§ **Problem to work on**
Leave out every picture and restate word for word the lines from the one with "Convert this screenshot" to the final line.

· · · ·

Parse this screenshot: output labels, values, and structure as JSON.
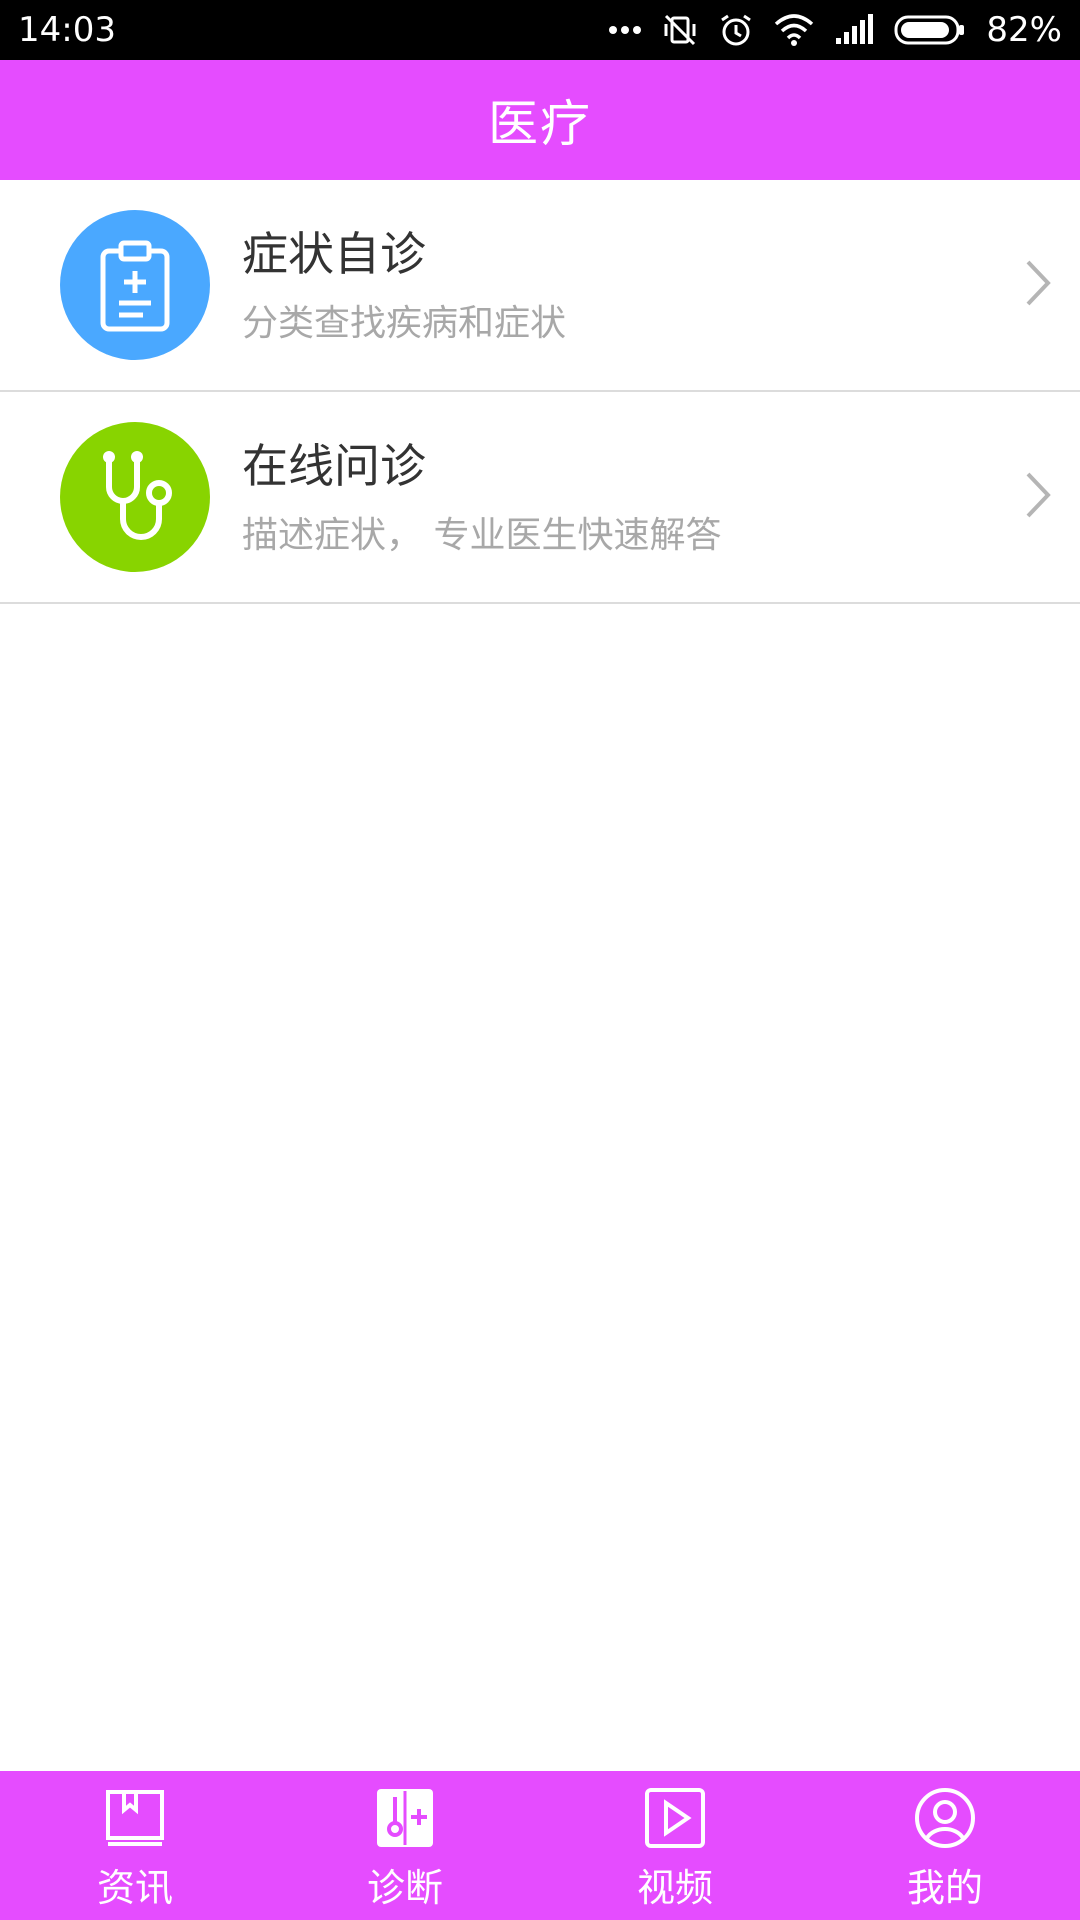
{
  "status_bar": {
    "time": "14:03",
    "battery": "82%",
    "icons": [
      "more-dots-icon",
      "vibrate-off-icon",
      "alarm-icon",
      "wifi-icon",
      "signal-icon",
      "battery-icon"
    ]
  },
  "header": {
    "title": "医疗"
  },
  "list": [
    {
      "title": "症状自诊",
      "subtitle": "分类查找疾病和症状",
      "icon": "clipboard-plus-icon",
      "color": "#4aa8ff"
    },
    {
      "title": "在线问诊",
      "subtitle": "描述症状， 专业医生快速解答",
      "icon": "stethoscope-icon",
      "color": "#88d400"
    }
  ],
  "tabs": [
    {
      "label": "资讯",
      "icon": "book-icon"
    },
    {
      "label": "诊断",
      "icon": "diagnosis-icon",
      "selected": true
    },
    {
      "label": "视频",
      "icon": "play-icon"
    },
    {
      "label": "我的",
      "icon": "user-icon"
    }
  ],
  "colors": {
    "accent": "#e54cff",
    "blue": "#4aa8ff",
    "green": "#88d400"
  }
}
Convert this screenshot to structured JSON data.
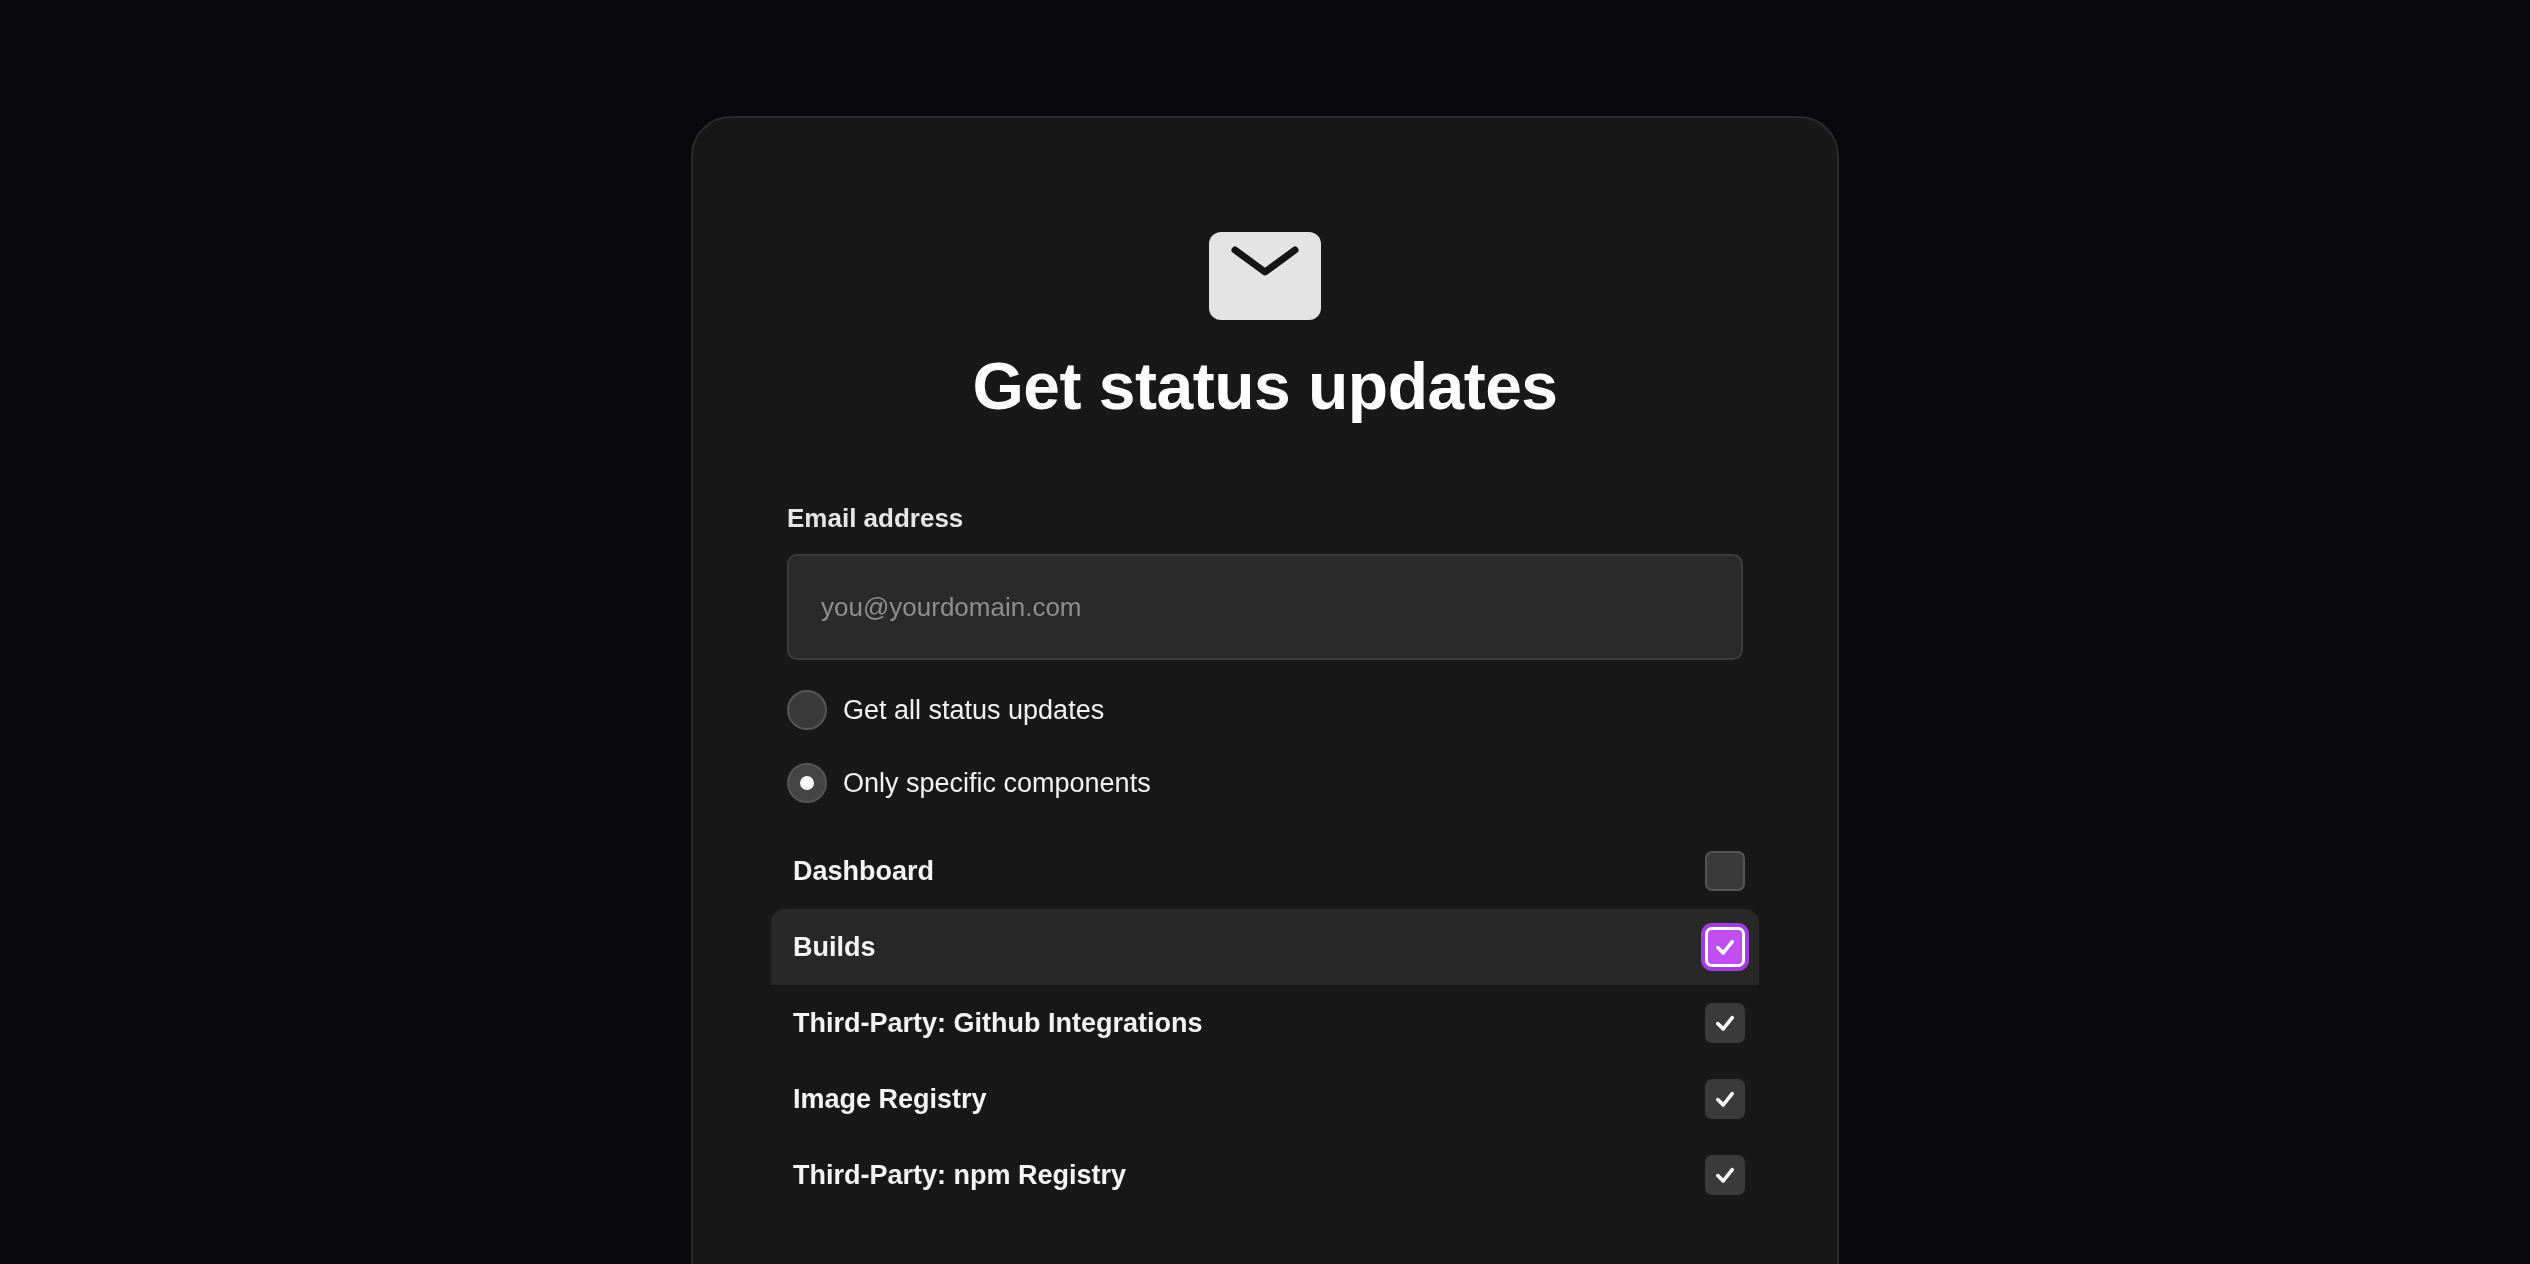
{
  "title": "Get status updates",
  "email": {
    "label": "Email address",
    "placeholder": "you@yourdomain.com"
  },
  "options": [
    {
      "label": "Get all status updates",
      "selected": false
    },
    {
      "label": "Only specific components",
      "selected": true
    }
  ],
  "components": [
    {
      "name": "Dashboard",
      "checked": false,
      "focused": false
    },
    {
      "name": "Builds",
      "checked": true,
      "focused": true
    },
    {
      "name": "Third-Party: Github Integrations",
      "checked": true,
      "focused": false
    },
    {
      "name": "Image Registry",
      "checked": true,
      "focused": false
    },
    {
      "name": "Third-Party: npm Registry",
      "checked": true,
      "focused": false
    }
  ]
}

· · · ·

§ **Written solution**
Convert this screenshot to structured JSON data.
{
  "title": "Get status updates",
  "email": {
    "label": "Email address",
    "placeholder": "you@yourdomain.com"
  },
  "options": [
    {
      "label": "Get all status updates",
      "selected": false
    },
    {
      "label": "Only specific components",
      "selected": true
    }
  ],
  "components": [
    {
      "name": "Dashboard",
      "checked": false,
      "focused": false
    },
    {
      "name": "Builds",
      "checked": true,
      "focused": true
    },
    {
      "name": "Third-Party: Github Integrations",
      "checked": true,
      "focused": false
    },
    {
      "name": "Image Registry",
      "checked": true,
      "focused": false
    },
    {
      "name": "Third-Party: npm Registry",
      "checked": true,
      "focused": false
    }
  ]
}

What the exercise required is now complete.